:: BRIEF ::
Reproduce all entries precisely as they are written.

Start of STORED ROWS

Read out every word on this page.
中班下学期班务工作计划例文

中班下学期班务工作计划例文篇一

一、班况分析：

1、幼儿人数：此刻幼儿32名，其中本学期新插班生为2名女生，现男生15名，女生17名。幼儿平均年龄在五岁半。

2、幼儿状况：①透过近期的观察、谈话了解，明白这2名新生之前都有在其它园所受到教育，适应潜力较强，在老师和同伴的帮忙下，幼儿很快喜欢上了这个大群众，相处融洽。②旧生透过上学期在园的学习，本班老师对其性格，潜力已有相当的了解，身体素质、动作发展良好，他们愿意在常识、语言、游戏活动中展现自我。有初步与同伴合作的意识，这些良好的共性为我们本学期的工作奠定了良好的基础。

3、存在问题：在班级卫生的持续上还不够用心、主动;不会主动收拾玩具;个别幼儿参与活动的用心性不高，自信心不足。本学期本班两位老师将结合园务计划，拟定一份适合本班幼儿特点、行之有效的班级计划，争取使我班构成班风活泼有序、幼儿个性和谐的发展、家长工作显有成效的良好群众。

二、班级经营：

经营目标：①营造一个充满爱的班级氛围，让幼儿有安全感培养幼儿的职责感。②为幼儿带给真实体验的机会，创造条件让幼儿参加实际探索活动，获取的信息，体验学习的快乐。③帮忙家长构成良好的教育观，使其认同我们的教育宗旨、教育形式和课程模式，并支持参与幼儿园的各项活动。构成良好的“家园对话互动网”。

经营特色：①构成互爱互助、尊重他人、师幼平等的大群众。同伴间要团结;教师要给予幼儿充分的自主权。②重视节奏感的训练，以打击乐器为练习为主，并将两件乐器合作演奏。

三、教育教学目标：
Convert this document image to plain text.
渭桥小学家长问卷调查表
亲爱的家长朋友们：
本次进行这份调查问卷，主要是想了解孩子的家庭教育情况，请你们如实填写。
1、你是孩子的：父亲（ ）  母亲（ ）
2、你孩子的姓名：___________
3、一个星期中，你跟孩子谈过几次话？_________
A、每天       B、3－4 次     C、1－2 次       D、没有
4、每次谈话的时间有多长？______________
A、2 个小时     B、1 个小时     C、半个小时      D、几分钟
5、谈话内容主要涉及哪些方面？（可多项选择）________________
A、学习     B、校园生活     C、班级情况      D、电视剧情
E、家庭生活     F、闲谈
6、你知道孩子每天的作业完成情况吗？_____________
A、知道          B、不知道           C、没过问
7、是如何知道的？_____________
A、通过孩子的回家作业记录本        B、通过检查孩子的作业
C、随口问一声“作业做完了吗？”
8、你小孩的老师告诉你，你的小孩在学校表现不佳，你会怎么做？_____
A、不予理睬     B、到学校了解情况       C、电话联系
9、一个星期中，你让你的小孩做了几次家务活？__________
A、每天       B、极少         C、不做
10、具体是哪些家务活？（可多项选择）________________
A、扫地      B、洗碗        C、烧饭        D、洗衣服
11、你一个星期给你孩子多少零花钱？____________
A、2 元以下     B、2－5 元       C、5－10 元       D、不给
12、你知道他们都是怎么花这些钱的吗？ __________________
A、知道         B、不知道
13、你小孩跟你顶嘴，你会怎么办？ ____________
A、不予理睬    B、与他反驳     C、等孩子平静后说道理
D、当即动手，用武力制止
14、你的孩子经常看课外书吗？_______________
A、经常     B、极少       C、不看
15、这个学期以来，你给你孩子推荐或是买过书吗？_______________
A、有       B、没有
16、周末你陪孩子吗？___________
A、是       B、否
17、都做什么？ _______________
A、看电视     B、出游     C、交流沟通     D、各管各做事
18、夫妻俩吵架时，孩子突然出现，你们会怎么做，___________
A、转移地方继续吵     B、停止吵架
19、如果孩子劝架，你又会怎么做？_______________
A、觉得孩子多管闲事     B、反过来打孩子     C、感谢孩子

End of STORED ROWS

:: OUTPUT FOR THIS TASK ::
Read out every word on this page.
中班下学期班务工作计划例文

中班下学期班务工作计划例文篇一

一、班况分析：

1、幼儿人数：此刻幼儿32名，其中本学期新插班生为2名女生，现男生15名，女生17名。幼儿平均年龄在五岁半。

2、幼儿状况：①透过近期的观察、谈话了解，明白这2名新生之前都有在其它园所受到教育，适应潜力较强，在老师和同伴的帮忙下，幼儿很快喜欢上了这个大群众，相处融洽。②旧生透过上学期在园的学习，本班老师对其性格，潜力已有相当的了解，身体素质、动作发展良好，他们愿意在常识、语言、游戏活动中展现自我。有初步与同伴合作的意识，这些良好的共性为我们本学期的工作奠定了良好的基础。

3、存在问题：在班级卫生的持续上还不够用心、主动;不会主动收拾玩具;个别幼儿参与活动的用心性不高，自信心不足。本学期本班两位老师将结合园务计划，拟定一份适合本班幼儿特点、行之有效的班级计划，争取使我班构成班风活泼有序、幼儿个性和谐的发展、家长工作显有成效的良好群众。

二、班级经营：

经营目标：①营造一个充满爱的班级氛围，让幼儿有安全感培养幼儿的职责感。②为幼儿带给真实体验的机会，创造条件让幼儿参加实际探索活动，获取的信息，体验学习的快乐。③帮忙家长构成良好的教育观，使其认同我们的教育宗旨、教育形式和课程模式，并支持参与幼儿园的各项活动。构成良好的“家园对话互动网”。

经营特色：①构成互爱互助、尊重他人、师幼平等的大群众。同伴间要团结;教师要给予幼儿充分的自主权。②重视节奏感的训练，以打击乐器为练习为主，并将两件乐器合作演奏。

三、教育教学目标：
Convert this document image to plain text.
渭桥小学家长问卷调查表
亲爱的家长朋友们：
本次进行这份调查问卷，主要是想了解孩子的家庭教育情况，请你们如实填写。
1、你是孩子的：父亲（ ）  母亲（ ）
2、你孩子的姓名：___________
3、一个星期中，你跟孩子谈过几次话？_________
A、每天       B、3－4 次     C、1－2 次       D、没有
4、每次谈话的时间有多长？______________
A、2 个小时     B、1 个小时     C、半个小时      D、几分钟
5、谈话内容主要涉及哪些方面？（可多项选择）________________
A、学习     B、校园生活     C、班级情况      D、电视剧情
E、家庭生活     F、闲谈
6、你知道孩子每天的作业完成情况吗？_____________
A、知道          B、不知道           C、没过问
7、是如何知道的？_____________
A、通过孩子的回家作业记录本        B、通过检查孩子的作业
C、随口问一声“作业做完了吗？”
8、你小孩的老师告诉你，你的小孩在学校表现不佳，你会怎么做？_____
A、不予理睬     B、到学校了解情况       C、电话联系
9、一个星期中，你让你的小孩做了几次家务活？__________
A、每天       B、极少         C、不做
10、具体是哪些家务活？（可多项选择）________________
A、扫地      B、洗碗        C、烧饭        D、洗衣服
11、你一个星期给你孩子多少零花钱？____________
A、2 元以下     B、2－5 元       C、5－10 元       D、不给
12、你知道他们都是怎么花这些钱的吗？ __________________
A、知道         B、不知道
13、你小孩跟你顶嘴，你会怎么办？ ____________
A、不予理睬    B、与他反驳     C、等孩子平静后说道理
D、当即动手，用武力制止
14、你的孩子经常看课外书吗？_______________
A、经常     B、极少       C、不看
15、这个学期以来，你给你孩子推荐或是买过书吗？_______________
A、有       B、没有
16、周末你陪孩子吗？___________
A、是       B、否
17、都做什么？ _______________
A、看电视     B、出游     C、交流沟通     D、各管各做事
18、夫妻俩吵架时，孩子突然出现，你们会怎么做，___________
A、转移地方继续吵     B、停止吵架
19、如果孩子劝架，你又会怎么做？_______________
A、觉得孩子多管闲事     B、反过来打孩子     C、感谢孩子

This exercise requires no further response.